> _EXTRACTED INFORMATION_
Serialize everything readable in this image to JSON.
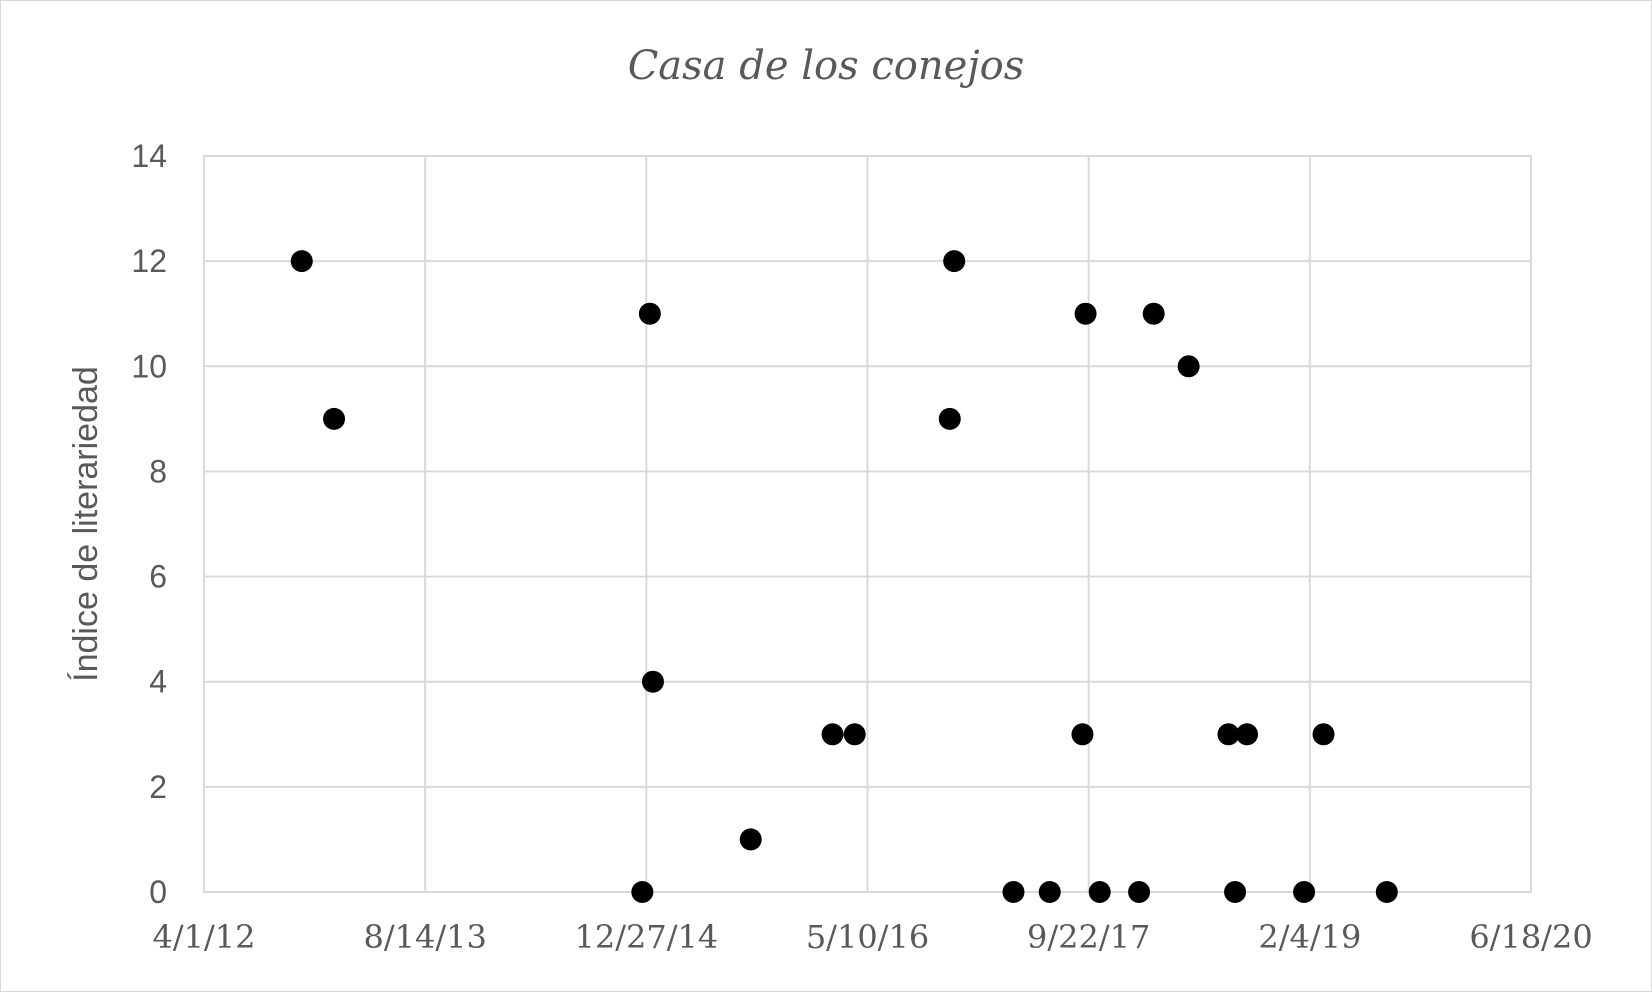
{
  "chart_data": {
    "type": "scatter",
    "title": "Casa de los conejos",
    "xlabel": "",
    "ylabel": "Índice de literariedad",
    "x_ticks": [
      "4/1/12",
      "8/14/13",
      "12/27/14",
      "5/10/16",
      "9/22/17",
      "2/4/19",
      "6/18/20"
    ],
    "y_ticks": [
      "0",
      "2",
      "4",
      "6",
      "8",
      "10",
      "12",
      "14"
    ],
    "xlim": [
      "2012-04-01",
      "2020-06-18"
    ],
    "ylim": [
      0,
      14
    ],
    "grid": true,
    "legend": "none",
    "marker_color": "#000000",
    "points": [
      {
        "x": "2012-11-08",
        "y": 12
      },
      {
        "x": "2013-01-20",
        "y": 9
      },
      {
        "x": "2014-12-18",
        "y": 0
      },
      {
        "x": "2015-01-11",
        "y": 4
      },
      {
        "x": "2015-01-04",
        "y": 11
      },
      {
        "x": "2015-08-20",
        "y": 1
      },
      {
        "x": "2016-02-21",
        "y": 3
      },
      {
        "x": "2016-04-11",
        "y": 3
      },
      {
        "x": "2016-11-12",
        "y": 9
      },
      {
        "x": "2016-11-22",
        "y": 12
      },
      {
        "x": "2017-04-05",
        "y": 0
      },
      {
        "x": "2017-06-26",
        "y": 0
      },
      {
        "x": "2017-09-08",
        "y": 3
      },
      {
        "x": "2017-09-15",
        "y": 11
      },
      {
        "x": "2017-10-17",
        "y": 0
      },
      {
        "x": "2018-01-14",
        "y": 0
      },
      {
        "x": "2018-02-16",
        "y": 11
      },
      {
        "x": "2018-05-06",
        "y": 10
      },
      {
        "x": "2018-08-04",
        "y": 3
      },
      {
        "x": "2018-08-19",
        "y": 0
      },
      {
        "x": "2018-09-15",
        "y": 3
      },
      {
        "x": "2019-01-22",
        "y": 0
      },
      {
        "x": "2019-03-07",
        "y": 3
      },
      {
        "x": "2019-07-28",
        "y": 0
      }
    ]
  }
}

> _TASK GOAL_
Transcribe the listing in full. Omit the pictures and keep every line exact.

> _EXERCISE RESULT_
Serialize everything readable in this image to JSON.
{
  "chart_data": {
    "type": "scatter",
    "title": "Casa de los conejos",
    "xlabel": "",
    "ylabel": "Índice de literariedad",
    "x_ticks": [
      "4/1/12",
      "8/14/13",
      "12/27/14",
      "5/10/16",
      "9/22/17",
      "2/4/19",
      "6/18/20"
    ],
    "y_ticks": [
      "0",
      "2",
      "4",
      "6",
      "8",
      "10",
      "12",
      "14"
    ],
    "xlim": [
      "2012-04-01",
      "2020-06-18"
    ],
    "ylim": [
      0,
      14
    ],
    "grid": true,
    "legend": "none",
    "marker_color": "#000000",
    "points": [
      {
        "x": "2012-11-08",
        "y": 12
      },
      {
        "x": "2013-01-20",
        "y": 9
      },
      {
        "x": "2014-12-18",
        "y": 0
      },
      {
        "x": "2015-01-11",
        "y": 4
      },
      {
        "x": "2015-01-04",
        "y": 11
      },
      {
        "x": "2015-08-20",
        "y": 1
      },
      {
        "x": "2016-02-21",
        "y": 3
      },
      {
        "x": "2016-04-11",
        "y": 3
      },
      {
        "x": "2016-11-12",
        "y": 9
      },
      {
        "x": "2016-11-22",
        "y": 12
      },
      {
        "x": "2017-04-05",
        "y": 0
      },
      {
        "x": "2017-06-26",
        "y": 0
      },
      {
        "x": "2017-09-08",
        "y": 3
      },
      {
        "x": "2017-09-15",
        "y": 11
      },
      {
        "x": "2017-10-17",
        "y": 0
      },
      {
        "x": "2018-01-14",
        "y": 0
      },
      {
        "x": "2018-02-16",
        "y": 11
      },
      {
        "x": "2018-05-06",
        "y": 10
      },
      {
        "x": "2018-08-04",
        "y": 3
      },
      {
        "x": "2018-08-19",
        "y": 0
      },
      {
        "x": "2018-09-15",
        "y": 3
      },
      {
        "x": "2019-01-22",
        "y": 0
      },
      {
        "x": "2019-03-07",
        "y": 3
      },
      {
        "x": "2019-07-28",
        "y": 0
      }
    ]
  }
}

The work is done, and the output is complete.